### [THE DATA]
* * *
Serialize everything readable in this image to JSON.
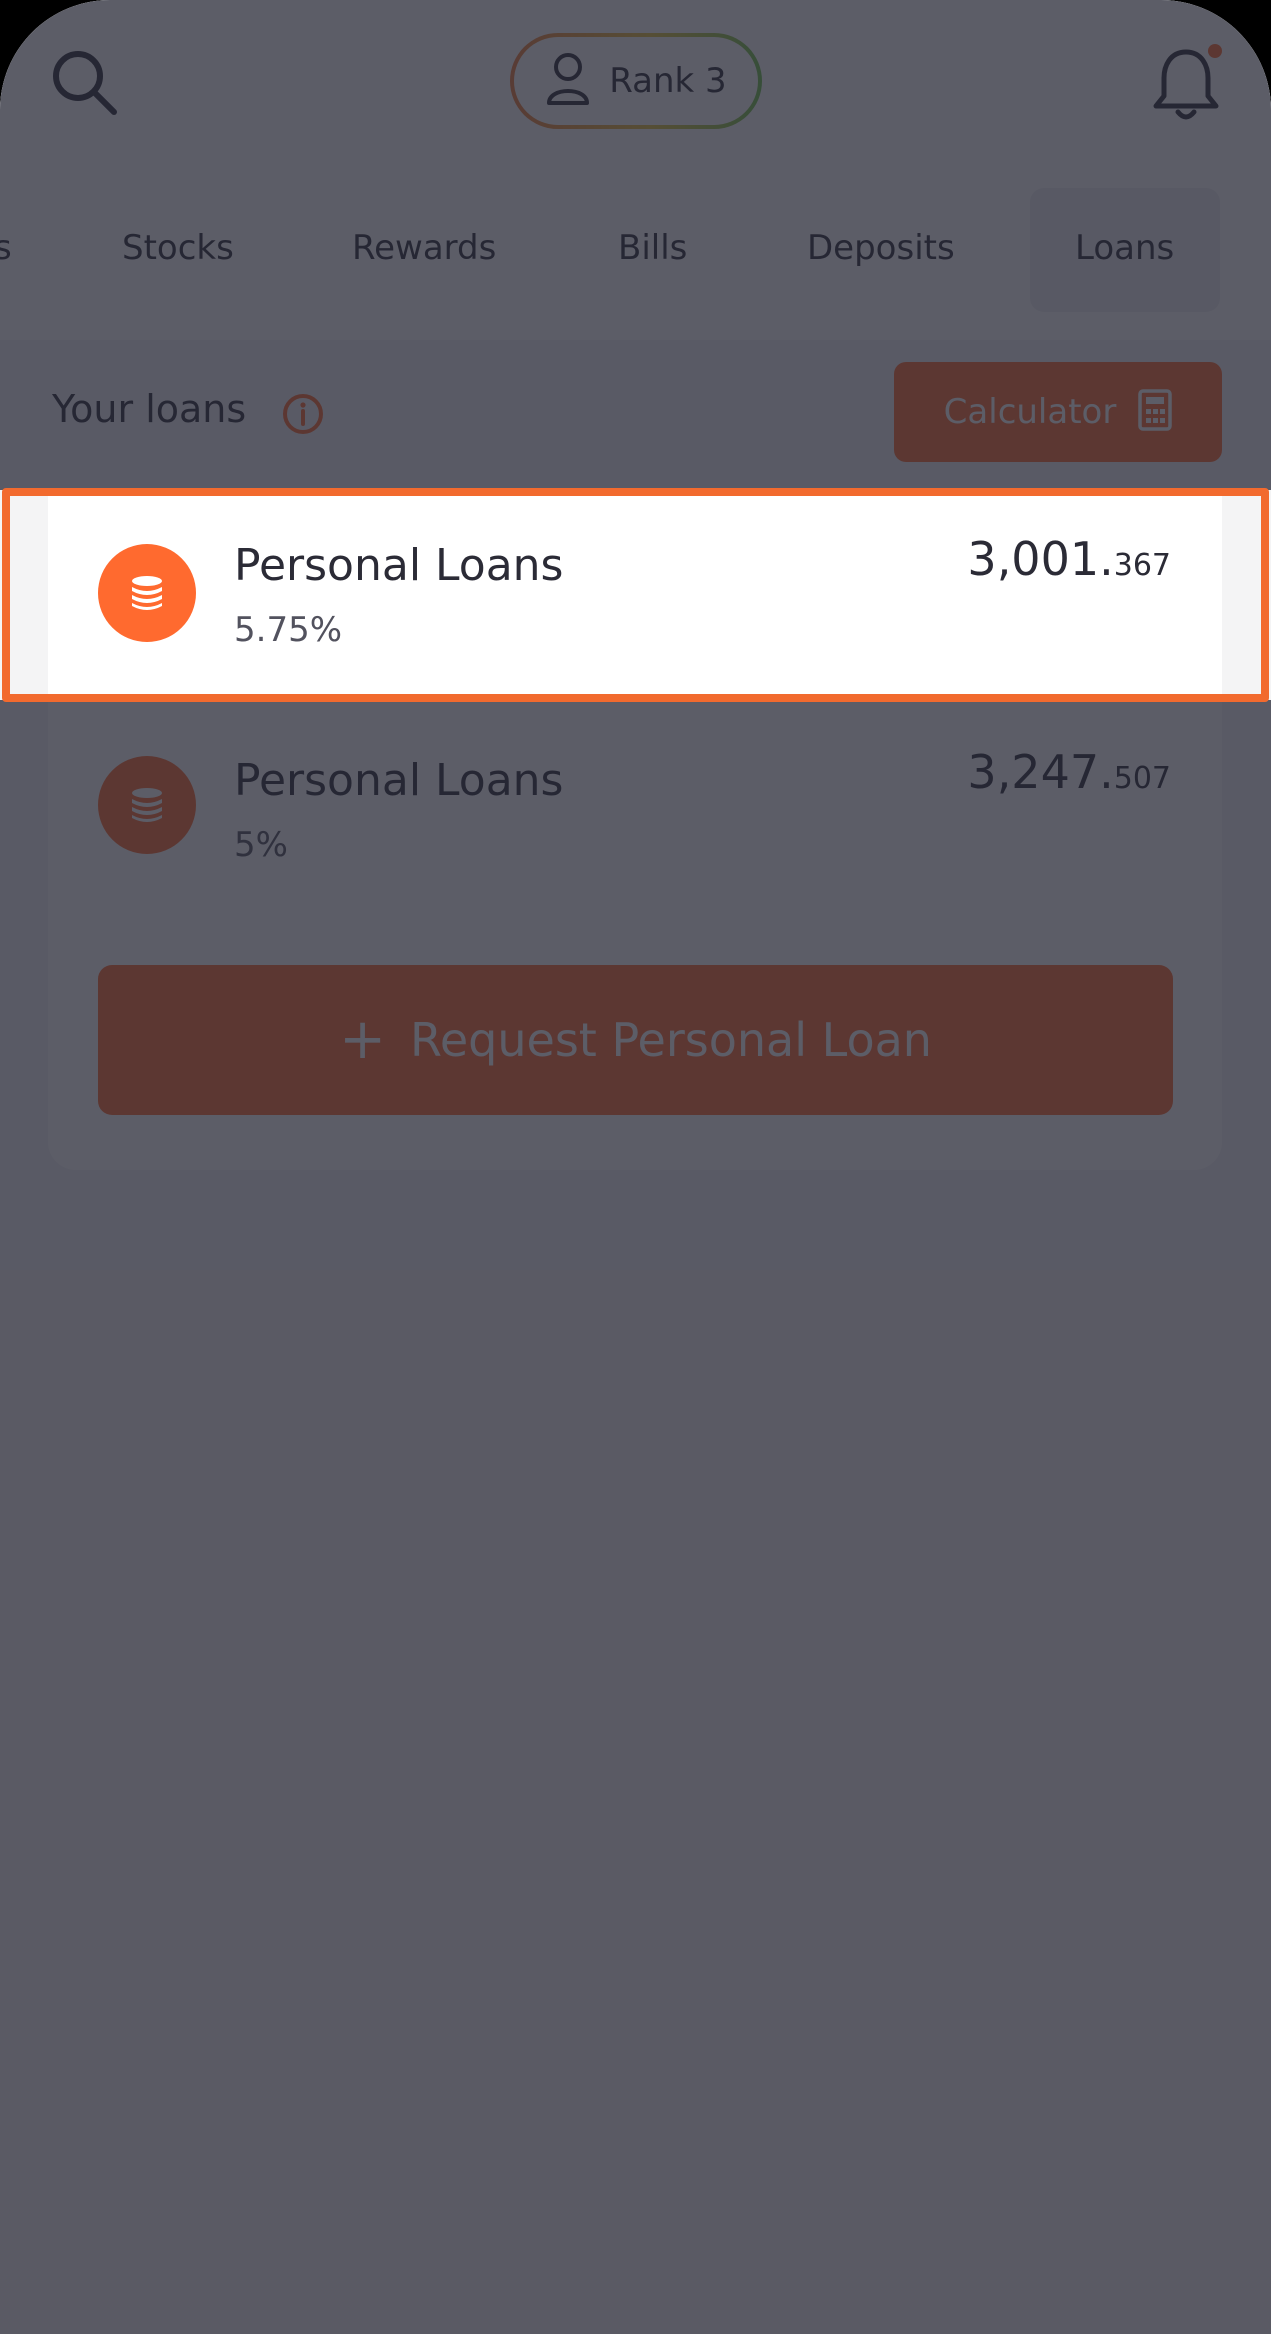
{
  "header": {
    "rank_label": "Rank 3",
    "icons": {
      "search": "search-icon",
      "user": "user-icon",
      "bell": "bell-icon"
    },
    "notification_dot": true
  },
  "tabs": {
    "items": [
      {
        "label": "s",
        "partial": true
      },
      {
        "label": "Stocks"
      },
      {
        "label": "Rewards"
      },
      {
        "label": "Bills"
      },
      {
        "label": "Deposits"
      },
      {
        "label": "Loans",
        "active": true
      }
    ]
  },
  "loans": {
    "section_title": "Your loans",
    "calculator_label": "Calculator",
    "items": [
      {
        "name": "Personal Loans",
        "rate": "5.75%",
        "amount_int": "3,001.",
        "amount_dec": "367",
        "highlighted": true
      },
      {
        "name": "Personal Loans",
        "rate": "5%",
        "amount_int": "3,247.",
        "amount_dec": "507",
        "highlighted": false
      }
    ],
    "request_label": "Request Personal Loan",
    "request_icon": "plus-icon"
  },
  "colors": {
    "accent": "#ff6a2f",
    "highlight_border": "#f26a2e",
    "text_primary": "#2b2b36",
    "overlay": "#262734"
  }
}
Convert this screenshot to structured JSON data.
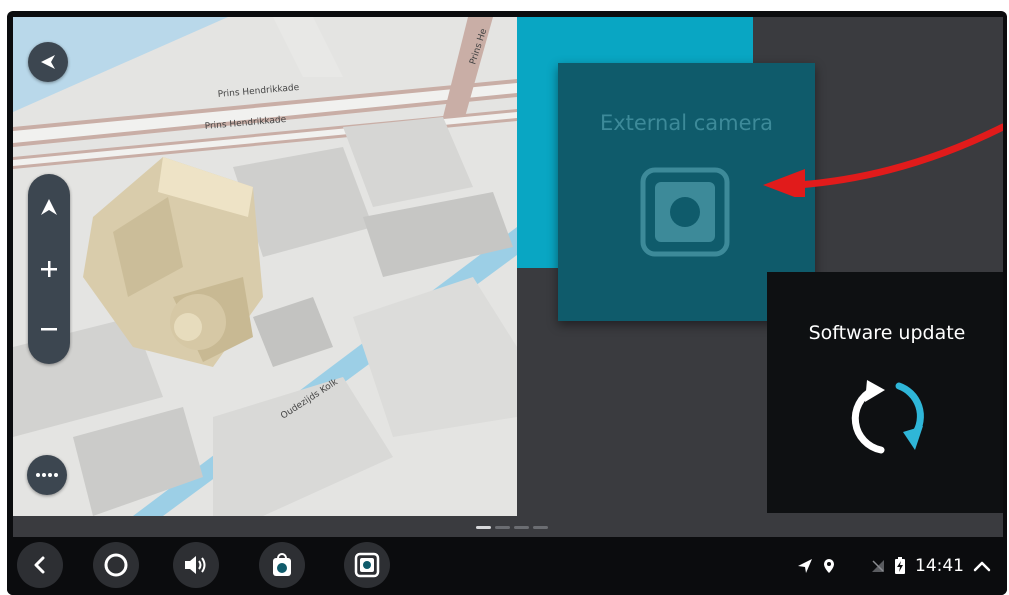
{
  "map": {
    "street_labels": [
      "Prins Hendrikkade",
      "Prins Hendrikkade",
      "Oudezijds Kolk",
      "Prins He"
    ]
  },
  "tiles": {
    "external_camera": {
      "label": "External camera",
      "icon": "camera-icon"
    },
    "software_update": {
      "label": "Software update",
      "icon": "refresh-icon"
    }
  },
  "pager": {
    "pages": 4,
    "active_index": 0
  },
  "bottom_bar": {
    "buttons": [
      "back-icon",
      "home-icon",
      "volume-icon",
      "app-icon",
      "camera-app-icon"
    ],
    "status_icons": [
      "navigation-arrow-icon",
      "location-icon",
      "wifi-icon",
      "signal-icon",
      "battery-icon"
    ],
    "clock": "14:41",
    "expand_icon": "chevron-up-icon"
  },
  "colors": {
    "accent_cyan": "#09a6c3",
    "camera_tile": "#0f5b6b",
    "annotation_red": "#e11b1b",
    "update_blue": "#2fb6d8"
  }
}
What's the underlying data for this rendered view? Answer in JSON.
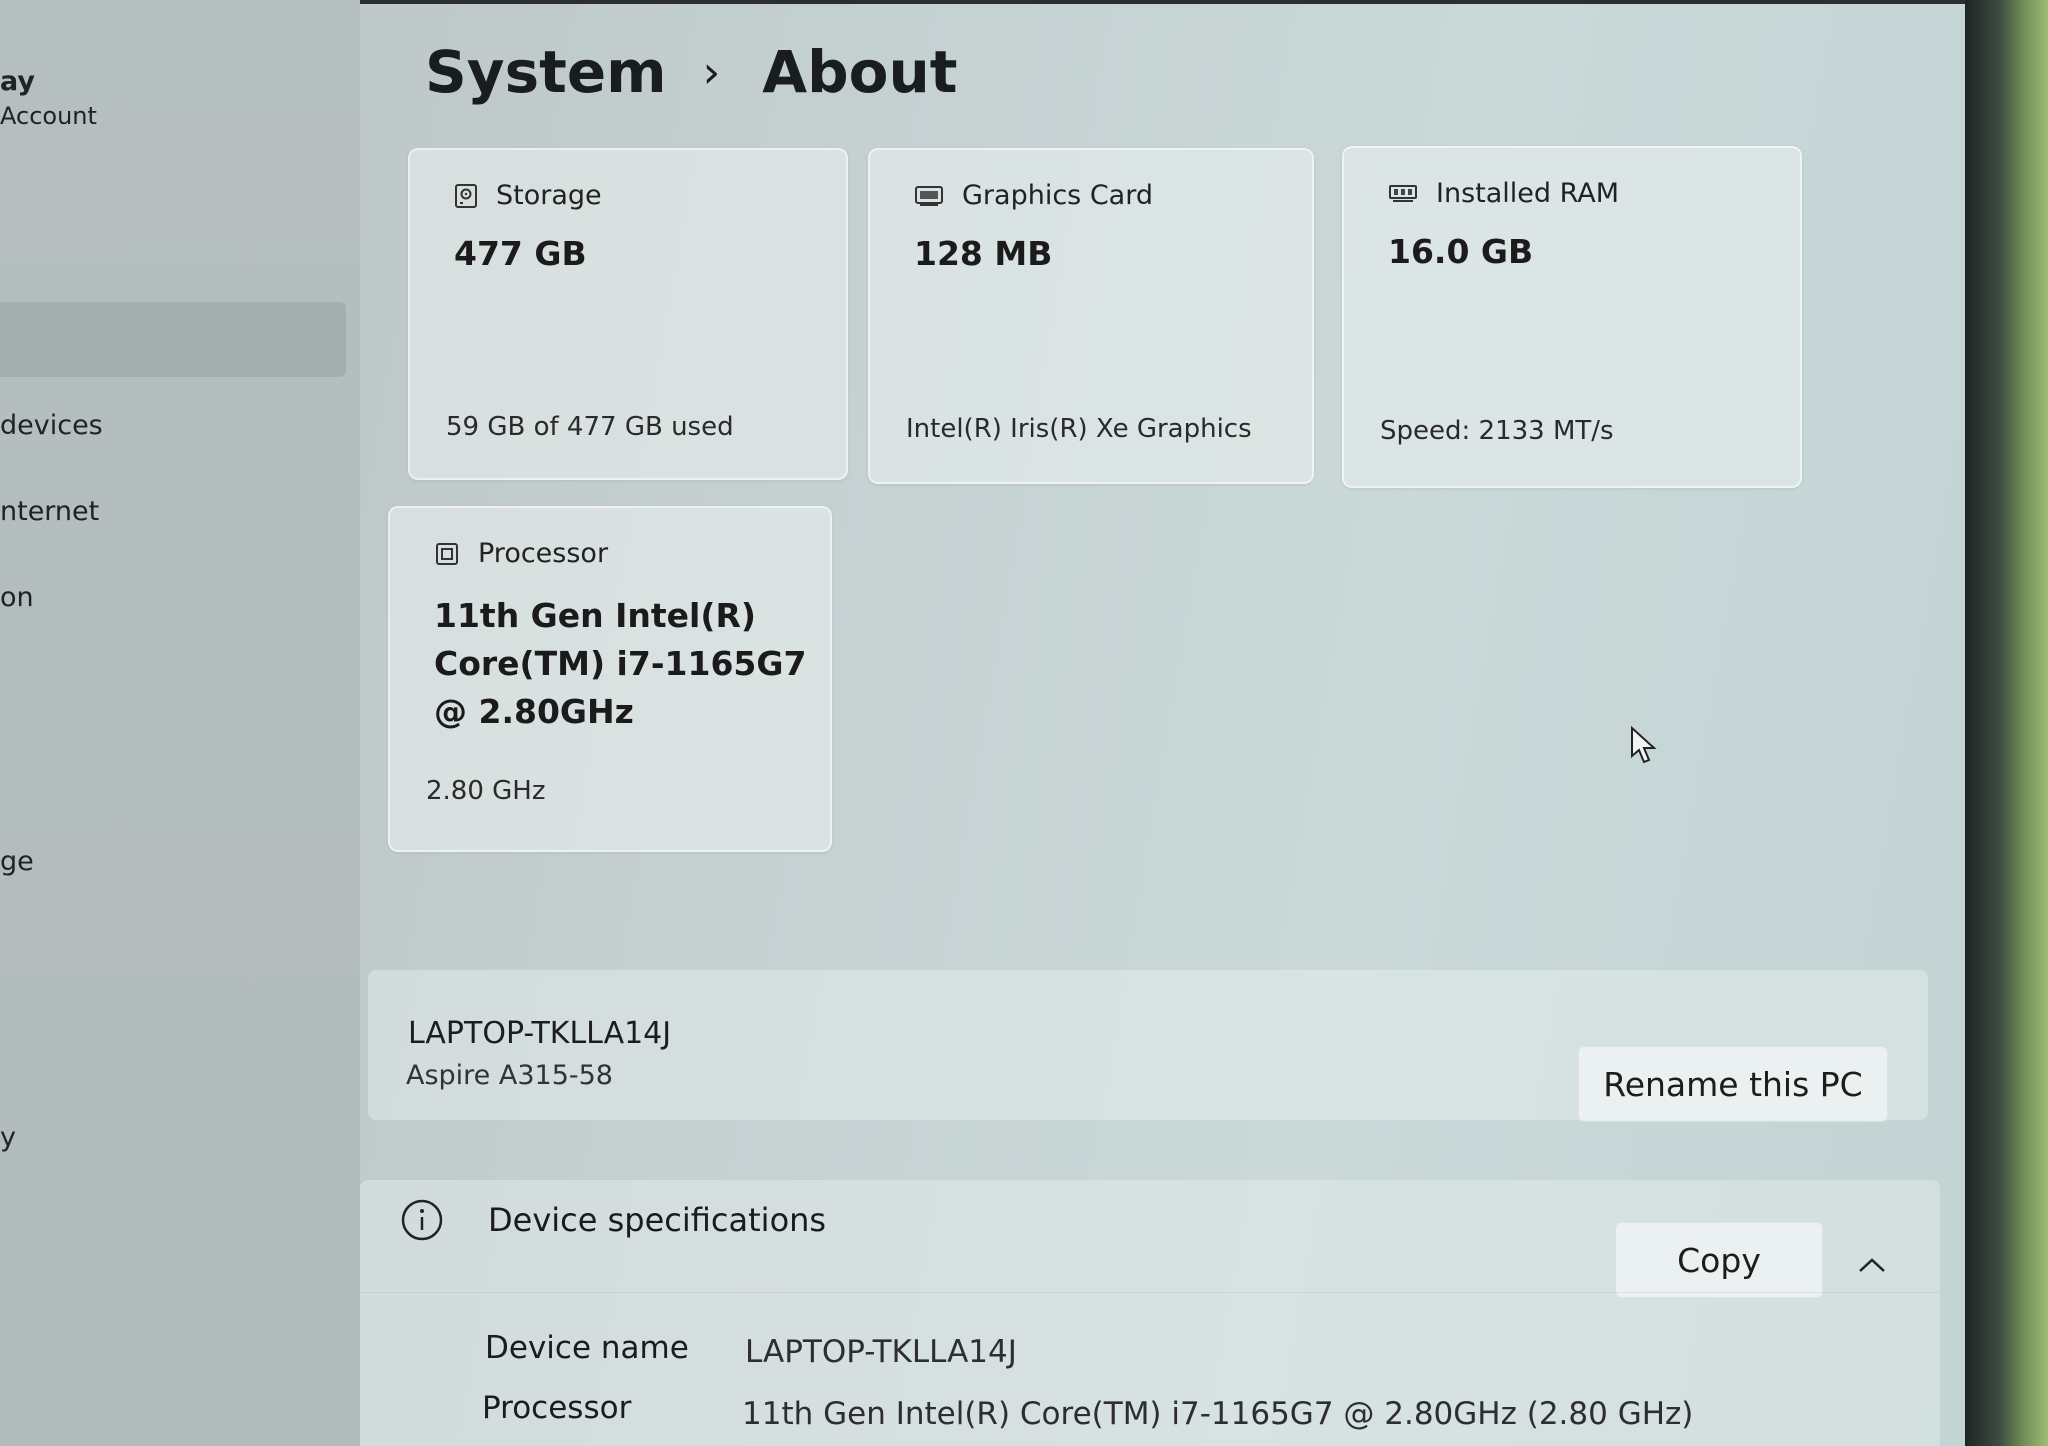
{
  "sidebar": {
    "items": [
      {
        "label": "ay"
      },
      {
        "label": "Account"
      },
      {
        "label": "devices"
      },
      {
        "label": "nternet"
      },
      {
        "label": "on"
      },
      {
        "label": "ge"
      },
      {
        "label": "y"
      }
    ]
  },
  "header": {
    "crumb_parent": "System",
    "crumb_separator": "›",
    "crumb_current": "About"
  },
  "cards": {
    "storage": {
      "title": "Storage",
      "value": "477 GB",
      "detail": "59 GB of 477 GB used",
      "icon": "storage-icon"
    },
    "graphics": {
      "title": "Graphics Card",
      "value": "128 MB",
      "detail": "Intel(R) Iris(R) Xe Graphics",
      "icon": "graphics-card-icon"
    },
    "ram": {
      "title": "Installed RAM",
      "value": "16.0 GB",
      "detail": "Speed: 2133 MT/s",
      "icon": "ram-icon"
    },
    "processor": {
      "title": "Processor",
      "value": "11th Gen Intel(R) Core(TM) i7-1165G7 @ 2.80GHz",
      "detail": "2.80 GHz",
      "icon": "processor-icon"
    }
  },
  "pc": {
    "name": "LAPTOP-TKLLA14J",
    "model": "Aspire A315-58",
    "rename_label": "Rename this PC"
  },
  "specs": {
    "title": "Device specifications",
    "copy_label": "Copy",
    "rows": [
      {
        "label": "Device name",
        "value": "LAPTOP-TKLLA14J"
      },
      {
        "label": "Processor",
        "value": "11th Gen Intel(R) Core(TM) i7-1165G7 @ 2.80GHz (2.80 GHz)"
      }
    ]
  }
}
* * *
State the number of lines that contain the string "Intel", with no other words.

3